**What to produce:**
Look through the data and write out every line with the word "Washed" in it.

**Items:**
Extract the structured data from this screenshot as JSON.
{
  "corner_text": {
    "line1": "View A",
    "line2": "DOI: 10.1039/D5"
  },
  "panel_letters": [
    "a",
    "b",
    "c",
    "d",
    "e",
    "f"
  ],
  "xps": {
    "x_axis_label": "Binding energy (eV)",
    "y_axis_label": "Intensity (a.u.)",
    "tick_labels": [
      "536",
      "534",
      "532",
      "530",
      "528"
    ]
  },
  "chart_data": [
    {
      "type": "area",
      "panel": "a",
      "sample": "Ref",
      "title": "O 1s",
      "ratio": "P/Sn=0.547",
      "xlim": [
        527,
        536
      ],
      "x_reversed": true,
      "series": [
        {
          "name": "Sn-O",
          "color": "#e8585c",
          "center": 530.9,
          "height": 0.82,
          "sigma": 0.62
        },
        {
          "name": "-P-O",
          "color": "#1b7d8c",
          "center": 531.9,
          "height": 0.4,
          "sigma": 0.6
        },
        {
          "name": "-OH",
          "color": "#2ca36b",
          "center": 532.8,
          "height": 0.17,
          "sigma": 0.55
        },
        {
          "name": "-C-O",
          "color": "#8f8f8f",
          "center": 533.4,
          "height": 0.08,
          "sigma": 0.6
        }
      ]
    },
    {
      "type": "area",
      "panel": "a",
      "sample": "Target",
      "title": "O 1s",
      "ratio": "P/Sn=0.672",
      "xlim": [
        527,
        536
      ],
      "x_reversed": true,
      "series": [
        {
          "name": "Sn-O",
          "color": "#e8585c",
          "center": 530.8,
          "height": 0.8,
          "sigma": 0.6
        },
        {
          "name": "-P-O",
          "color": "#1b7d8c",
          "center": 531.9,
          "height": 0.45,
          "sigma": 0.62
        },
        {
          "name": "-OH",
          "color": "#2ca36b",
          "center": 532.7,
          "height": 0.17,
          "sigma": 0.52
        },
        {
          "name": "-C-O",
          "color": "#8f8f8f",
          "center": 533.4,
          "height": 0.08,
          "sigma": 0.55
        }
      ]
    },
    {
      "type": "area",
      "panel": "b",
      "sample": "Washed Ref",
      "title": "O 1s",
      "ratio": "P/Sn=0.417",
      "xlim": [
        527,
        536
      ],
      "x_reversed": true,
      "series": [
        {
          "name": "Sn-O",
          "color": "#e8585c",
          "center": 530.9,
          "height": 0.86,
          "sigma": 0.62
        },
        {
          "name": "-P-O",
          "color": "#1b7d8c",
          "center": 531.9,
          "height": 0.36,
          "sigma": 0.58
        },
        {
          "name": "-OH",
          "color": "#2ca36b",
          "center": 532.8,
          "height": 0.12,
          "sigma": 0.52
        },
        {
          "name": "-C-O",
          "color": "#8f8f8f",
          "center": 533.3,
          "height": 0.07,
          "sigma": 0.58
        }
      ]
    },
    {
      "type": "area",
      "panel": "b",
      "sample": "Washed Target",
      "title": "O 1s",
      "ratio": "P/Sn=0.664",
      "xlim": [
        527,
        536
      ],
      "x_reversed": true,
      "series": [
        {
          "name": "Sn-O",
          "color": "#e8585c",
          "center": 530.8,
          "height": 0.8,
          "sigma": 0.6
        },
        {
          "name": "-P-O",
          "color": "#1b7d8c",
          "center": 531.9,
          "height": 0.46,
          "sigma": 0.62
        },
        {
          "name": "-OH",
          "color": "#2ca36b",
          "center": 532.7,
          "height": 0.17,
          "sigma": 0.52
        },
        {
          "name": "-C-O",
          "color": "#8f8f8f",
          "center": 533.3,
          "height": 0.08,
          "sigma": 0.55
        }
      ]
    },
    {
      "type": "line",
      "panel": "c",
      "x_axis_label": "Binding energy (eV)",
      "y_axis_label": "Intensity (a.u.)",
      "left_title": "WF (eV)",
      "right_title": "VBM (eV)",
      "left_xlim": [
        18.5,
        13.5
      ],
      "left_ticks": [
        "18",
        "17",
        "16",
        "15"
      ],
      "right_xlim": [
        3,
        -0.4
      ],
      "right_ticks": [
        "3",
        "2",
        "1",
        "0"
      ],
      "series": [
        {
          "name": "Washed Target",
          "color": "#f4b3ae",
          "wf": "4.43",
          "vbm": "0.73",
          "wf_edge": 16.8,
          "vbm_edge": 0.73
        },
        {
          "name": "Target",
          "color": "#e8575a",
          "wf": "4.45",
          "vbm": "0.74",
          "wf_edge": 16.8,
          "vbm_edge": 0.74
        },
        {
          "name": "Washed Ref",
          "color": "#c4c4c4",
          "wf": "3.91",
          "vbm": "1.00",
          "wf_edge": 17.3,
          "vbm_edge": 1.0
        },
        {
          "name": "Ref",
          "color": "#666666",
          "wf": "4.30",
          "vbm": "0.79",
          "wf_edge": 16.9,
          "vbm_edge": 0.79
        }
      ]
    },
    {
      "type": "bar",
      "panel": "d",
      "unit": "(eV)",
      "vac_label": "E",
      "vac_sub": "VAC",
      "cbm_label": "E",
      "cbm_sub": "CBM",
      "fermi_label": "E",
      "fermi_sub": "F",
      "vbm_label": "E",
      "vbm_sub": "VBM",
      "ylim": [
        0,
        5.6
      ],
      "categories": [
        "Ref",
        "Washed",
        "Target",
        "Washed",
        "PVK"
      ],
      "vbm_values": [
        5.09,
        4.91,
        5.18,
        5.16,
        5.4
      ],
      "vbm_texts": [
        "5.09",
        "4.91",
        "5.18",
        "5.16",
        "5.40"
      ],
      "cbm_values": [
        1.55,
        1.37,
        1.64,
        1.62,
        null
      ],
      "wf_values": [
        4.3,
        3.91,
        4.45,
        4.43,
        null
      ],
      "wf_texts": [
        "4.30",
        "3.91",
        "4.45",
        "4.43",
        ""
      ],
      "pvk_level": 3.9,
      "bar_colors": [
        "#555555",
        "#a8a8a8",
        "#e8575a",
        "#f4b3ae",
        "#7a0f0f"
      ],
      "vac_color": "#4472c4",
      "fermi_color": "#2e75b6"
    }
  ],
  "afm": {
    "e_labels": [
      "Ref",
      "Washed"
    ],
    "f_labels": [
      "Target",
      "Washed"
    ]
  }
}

**Correct result:**
      "sample": "Washed Ref",
      "sample": "Washed Target",
          "name": "Washed Target",
          "name": "Washed Ref",
        "Washed",
        "Washed",
      "Washed"
      "Washed"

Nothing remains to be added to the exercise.